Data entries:
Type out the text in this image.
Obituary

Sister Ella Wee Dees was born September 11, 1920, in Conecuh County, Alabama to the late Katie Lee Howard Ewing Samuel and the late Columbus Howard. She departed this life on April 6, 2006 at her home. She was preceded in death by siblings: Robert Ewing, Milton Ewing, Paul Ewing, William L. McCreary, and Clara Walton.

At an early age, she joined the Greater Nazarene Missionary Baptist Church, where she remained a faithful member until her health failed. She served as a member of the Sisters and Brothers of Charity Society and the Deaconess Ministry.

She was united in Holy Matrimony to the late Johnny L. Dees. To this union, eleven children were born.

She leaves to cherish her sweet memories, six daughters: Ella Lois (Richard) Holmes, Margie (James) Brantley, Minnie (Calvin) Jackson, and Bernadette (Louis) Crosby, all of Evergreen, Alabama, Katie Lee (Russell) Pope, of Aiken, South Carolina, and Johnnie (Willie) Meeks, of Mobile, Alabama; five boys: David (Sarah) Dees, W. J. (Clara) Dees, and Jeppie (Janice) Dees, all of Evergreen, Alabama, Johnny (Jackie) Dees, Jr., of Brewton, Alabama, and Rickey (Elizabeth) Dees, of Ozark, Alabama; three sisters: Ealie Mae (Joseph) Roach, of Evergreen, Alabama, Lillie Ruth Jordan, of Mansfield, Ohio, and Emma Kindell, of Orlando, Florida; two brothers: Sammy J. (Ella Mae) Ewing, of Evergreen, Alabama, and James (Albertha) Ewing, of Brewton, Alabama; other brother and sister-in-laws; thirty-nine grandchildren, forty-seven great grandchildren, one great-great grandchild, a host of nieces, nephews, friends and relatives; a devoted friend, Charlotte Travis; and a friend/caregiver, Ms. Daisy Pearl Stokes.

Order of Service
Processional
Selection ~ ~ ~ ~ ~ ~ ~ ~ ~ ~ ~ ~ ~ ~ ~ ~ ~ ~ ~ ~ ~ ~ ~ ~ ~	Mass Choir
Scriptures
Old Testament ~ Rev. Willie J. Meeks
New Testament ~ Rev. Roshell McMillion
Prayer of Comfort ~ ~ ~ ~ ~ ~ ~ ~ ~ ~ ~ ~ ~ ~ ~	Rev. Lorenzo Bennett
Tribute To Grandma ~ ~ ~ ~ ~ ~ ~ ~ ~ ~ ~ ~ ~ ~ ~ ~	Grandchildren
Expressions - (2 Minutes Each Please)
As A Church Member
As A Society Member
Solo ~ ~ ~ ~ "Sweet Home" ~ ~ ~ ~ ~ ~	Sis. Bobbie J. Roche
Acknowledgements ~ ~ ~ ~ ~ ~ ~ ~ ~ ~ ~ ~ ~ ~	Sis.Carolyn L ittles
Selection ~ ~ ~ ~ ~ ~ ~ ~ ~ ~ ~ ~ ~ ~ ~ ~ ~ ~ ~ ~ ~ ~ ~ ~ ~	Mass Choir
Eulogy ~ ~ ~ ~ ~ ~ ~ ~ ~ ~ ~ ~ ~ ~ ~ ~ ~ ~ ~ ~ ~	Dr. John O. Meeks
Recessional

...

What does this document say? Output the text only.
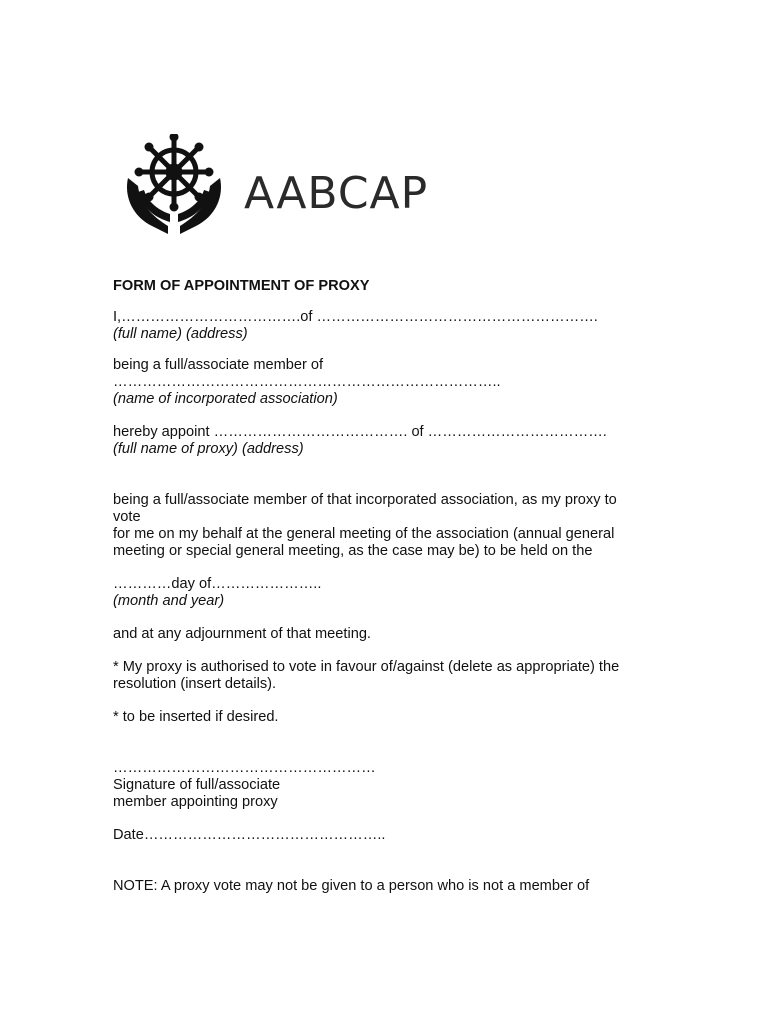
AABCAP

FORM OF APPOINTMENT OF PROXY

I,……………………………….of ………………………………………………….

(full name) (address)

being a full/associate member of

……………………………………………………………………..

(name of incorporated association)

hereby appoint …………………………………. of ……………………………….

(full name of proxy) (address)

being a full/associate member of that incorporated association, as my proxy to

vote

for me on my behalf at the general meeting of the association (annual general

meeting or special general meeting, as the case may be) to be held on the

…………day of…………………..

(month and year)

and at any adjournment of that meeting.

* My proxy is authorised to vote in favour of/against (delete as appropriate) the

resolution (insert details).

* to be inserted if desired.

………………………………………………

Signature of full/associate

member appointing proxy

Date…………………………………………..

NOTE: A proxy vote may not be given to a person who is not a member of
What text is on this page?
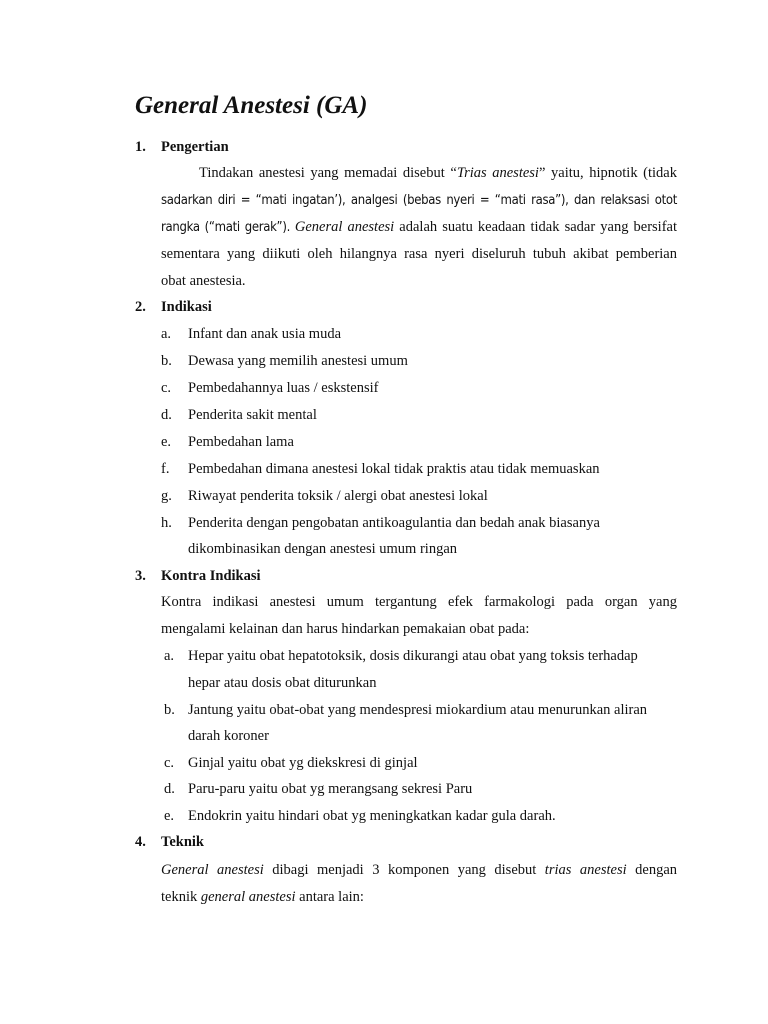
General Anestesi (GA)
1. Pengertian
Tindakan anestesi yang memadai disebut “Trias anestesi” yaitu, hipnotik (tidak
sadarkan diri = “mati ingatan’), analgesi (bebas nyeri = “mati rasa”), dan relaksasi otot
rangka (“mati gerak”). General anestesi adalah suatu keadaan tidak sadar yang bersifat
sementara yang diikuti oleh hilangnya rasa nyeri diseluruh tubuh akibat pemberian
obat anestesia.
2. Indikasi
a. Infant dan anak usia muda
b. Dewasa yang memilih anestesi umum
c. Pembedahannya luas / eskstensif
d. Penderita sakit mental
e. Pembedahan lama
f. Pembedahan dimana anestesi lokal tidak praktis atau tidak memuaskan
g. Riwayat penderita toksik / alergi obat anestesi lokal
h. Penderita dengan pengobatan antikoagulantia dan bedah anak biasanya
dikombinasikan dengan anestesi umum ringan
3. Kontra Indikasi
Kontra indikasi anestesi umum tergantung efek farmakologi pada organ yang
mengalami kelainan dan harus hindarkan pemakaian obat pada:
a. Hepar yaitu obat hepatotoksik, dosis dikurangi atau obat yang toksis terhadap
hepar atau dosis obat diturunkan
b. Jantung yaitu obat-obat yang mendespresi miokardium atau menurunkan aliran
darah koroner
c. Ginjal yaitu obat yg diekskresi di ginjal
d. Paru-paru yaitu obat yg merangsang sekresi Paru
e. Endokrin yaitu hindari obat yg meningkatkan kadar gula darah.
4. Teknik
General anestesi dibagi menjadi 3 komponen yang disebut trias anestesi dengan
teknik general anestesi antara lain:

__TASK__: Pull out each line holding the string "name".

__CORRECT RESPONSE__:
(full name) (address)
(name of incorporated association)
(full name of proxy) (address)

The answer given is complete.